**Written instruction**
Write out every entry word for word.

**Dataset**
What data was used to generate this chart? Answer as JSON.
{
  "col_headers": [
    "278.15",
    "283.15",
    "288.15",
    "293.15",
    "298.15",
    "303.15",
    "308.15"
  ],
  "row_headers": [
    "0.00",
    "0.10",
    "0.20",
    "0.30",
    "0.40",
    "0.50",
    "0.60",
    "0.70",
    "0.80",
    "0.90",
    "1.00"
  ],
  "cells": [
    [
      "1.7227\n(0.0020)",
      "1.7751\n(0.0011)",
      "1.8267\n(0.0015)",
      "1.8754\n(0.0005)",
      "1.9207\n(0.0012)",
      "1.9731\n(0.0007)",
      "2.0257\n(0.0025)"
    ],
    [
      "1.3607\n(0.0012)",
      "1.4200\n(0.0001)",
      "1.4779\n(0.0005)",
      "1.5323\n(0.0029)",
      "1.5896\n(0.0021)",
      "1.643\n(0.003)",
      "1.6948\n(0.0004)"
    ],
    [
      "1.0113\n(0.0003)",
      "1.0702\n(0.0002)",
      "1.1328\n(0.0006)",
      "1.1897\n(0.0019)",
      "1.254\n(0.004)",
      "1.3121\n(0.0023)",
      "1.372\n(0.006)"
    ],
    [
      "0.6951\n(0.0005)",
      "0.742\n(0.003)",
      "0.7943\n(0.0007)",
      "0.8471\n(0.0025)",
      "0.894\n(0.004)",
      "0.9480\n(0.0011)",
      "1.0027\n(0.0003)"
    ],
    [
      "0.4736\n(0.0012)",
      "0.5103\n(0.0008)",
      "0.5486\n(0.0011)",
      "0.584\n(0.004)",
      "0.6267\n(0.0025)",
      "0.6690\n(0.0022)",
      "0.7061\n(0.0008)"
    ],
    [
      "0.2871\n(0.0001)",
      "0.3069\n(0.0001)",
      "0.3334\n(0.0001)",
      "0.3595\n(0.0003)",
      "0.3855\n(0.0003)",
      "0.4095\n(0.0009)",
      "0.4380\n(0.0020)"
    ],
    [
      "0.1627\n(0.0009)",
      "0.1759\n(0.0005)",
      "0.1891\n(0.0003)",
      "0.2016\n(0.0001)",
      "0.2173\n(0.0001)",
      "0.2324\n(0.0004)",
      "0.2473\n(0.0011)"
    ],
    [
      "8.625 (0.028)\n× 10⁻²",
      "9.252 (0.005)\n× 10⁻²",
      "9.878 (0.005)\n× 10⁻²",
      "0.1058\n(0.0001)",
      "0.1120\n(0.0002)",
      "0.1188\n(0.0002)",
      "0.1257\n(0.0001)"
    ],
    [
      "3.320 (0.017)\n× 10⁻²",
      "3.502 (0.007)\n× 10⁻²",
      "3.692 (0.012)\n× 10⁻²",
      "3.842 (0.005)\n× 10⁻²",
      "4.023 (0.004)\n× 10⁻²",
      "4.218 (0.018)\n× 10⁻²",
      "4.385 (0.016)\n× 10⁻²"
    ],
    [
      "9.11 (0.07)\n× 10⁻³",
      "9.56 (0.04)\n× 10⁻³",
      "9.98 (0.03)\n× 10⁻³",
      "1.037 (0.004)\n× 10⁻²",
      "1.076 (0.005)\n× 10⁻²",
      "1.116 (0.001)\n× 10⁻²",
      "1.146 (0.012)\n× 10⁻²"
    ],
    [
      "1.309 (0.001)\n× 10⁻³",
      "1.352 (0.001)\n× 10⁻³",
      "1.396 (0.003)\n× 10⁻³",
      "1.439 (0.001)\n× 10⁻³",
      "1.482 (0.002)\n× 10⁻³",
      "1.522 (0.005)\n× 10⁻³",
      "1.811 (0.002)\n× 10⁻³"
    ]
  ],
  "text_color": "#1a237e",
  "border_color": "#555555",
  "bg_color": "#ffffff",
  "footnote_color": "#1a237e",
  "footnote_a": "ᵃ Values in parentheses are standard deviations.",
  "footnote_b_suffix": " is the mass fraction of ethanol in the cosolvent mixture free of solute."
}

**Answer to this exercise**
What data was used to generate this chart? Answer as JSON.
{
  "col_headers": [
    "278.15",
    "283.15",
    "288.15",
    "293.15",
    "298.15",
    "303.15",
    "308.15"
  ],
  "row_headers": [
    "0.00",
    "0.10",
    "0.20",
    "0.30",
    "0.40",
    "0.50",
    "0.60",
    "0.70",
    "0.80",
    "0.90",
    "1.00"
  ],
  "cells": [
    [
      "1.7227\n(0.0020)",
      "1.7751\n(0.0011)",
      "1.8267\n(0.0015)",
      "1.8754\n(0.0005)",
      "1.9207\n(0.0012)",
      "1.9731\n(0.0007)",
      "2.0257\n(0.0025)"
    ],
    [
      "1.3607\n(0.0012)",
      "1.4200\n(0.0001)",
      "1.4779\n(0.0005)",
      "1.5323\n(0.0029)",
      "1.5896\n(0.0021)",
      "1.643\n(0.003)",
      "1.6948\n(0.0004)"
    ],
    [
      "1.0113\n(0.0003)",
      "1.0702\n(0.0002)",
      "1.1328\n(0.0006)",
      "1.1897\n(0.0019)",
      "1.254\n(0.004)",
      "1.3121\n(0.0023)",
      "1.372\n(0.006)"
    ],
    [
      "0.6951\n(0.0005)",
      "0.742\n(0.003)",
      "0.7943\n(0.0007)",
      "0.8471\n(0.0025)",
      "0.894\n(0.004)",
      "0.9480\n(0.0011)",
      "1.0027\n(0.0003)"
    ],
    [
      "0.4736\n(0.0012)",
      "0.5103\n(0.0008)",
      "0.5486\n(0.0011)",
      "0.584\n(0.004)",
      "0.6267\n(0.0025)",
      "0.6690\n(0.0022)",
      "0.7061\n(0.0008)"
    ],
    [
      "0.2871\n(0.0001)",
      "0.3069\n(0.0001)",
      "0.3334\n(0.0001)",
      "0.3595\n(0.0003)",
      "0.3855\n(0.0003)",
      "0.4095\n(0.0009)",
      "0.4380\n(0.0020)"
    ],
    [
      "0.1627\n(0.0009)",
      "0.1759\n(0.0005)",
      "0.1891\n(0.0003)",
      "0.2016\n(0.0001)",
      "0.2173\n(0.0001)",
      "0.2324\n(0.0004)",
      "0.2473\n(0.0011)"
    ],
    [
      "8.625 (0.028)\n× 10⁻²",
      "9.252 (0.005)\n× 10⁻²",
      "9.878 (0.005)\n× 10⁻²",
      "0.1058\n(0.0001)",
      "0.1120\n(0.0002)",
      "0.1188\n(0.0002)",
      "0.1257\n(0.0001)"
    ],
    [
      "3.320 (0.017)\n× 10⁻²",
      "3.502 (0.007)\n× 10⁻²",
      "3.692 (0.012)\n× 10⁻²",
      "3.842 (0.005)\n× 10⁻²",
      "4.023 (0.004)\n× 10⁻²",
      "4.218 (0.018)\n× 10⁻²",
      "4.385 (0.016)\n× 10⁻²"
    ],
    [
      "9.11 (0.07)\n× 10⁻³",
      "9.56 (0.04)\n× 10⁻³",
      "9.98 (0.03)\n× 10⁻³",
      "1.037 (0.004)\n× 10⁻²",
      "1.076 (0.005)\n× 10⁻²",
      "1.116 (0.001)\n× 10⁻²",
      "1.146 (0.012)\n× 10⁻²"
    ],
    [
      "1.309 (0.001)\n× 10⁻³",
      "1.352 (0.001)\n× 10⁻³",
      "1.396 (0.003)\n× 10⁻³",
      "1.439 (0.001)\n× 10⁻³",
      "1.482 (0.002)\n× 10⁻³",
      "1.522 (0.005)\n× 10⁻³",
      "1.811 (0.002)\n× 10⁻³"
    ]
  ],
  "text_color": "#1a237e",
  "border_color": "#555555",
  "bg_color": "#ffffff",
  "footnote_color": "#1a237e",
  "footnote_a": "ᵃ Values in parentheses are standard deviations.",
  "footnote_b_suffix": " is the mass fraction of ethanol in the cosolvent mixture free of solute."
}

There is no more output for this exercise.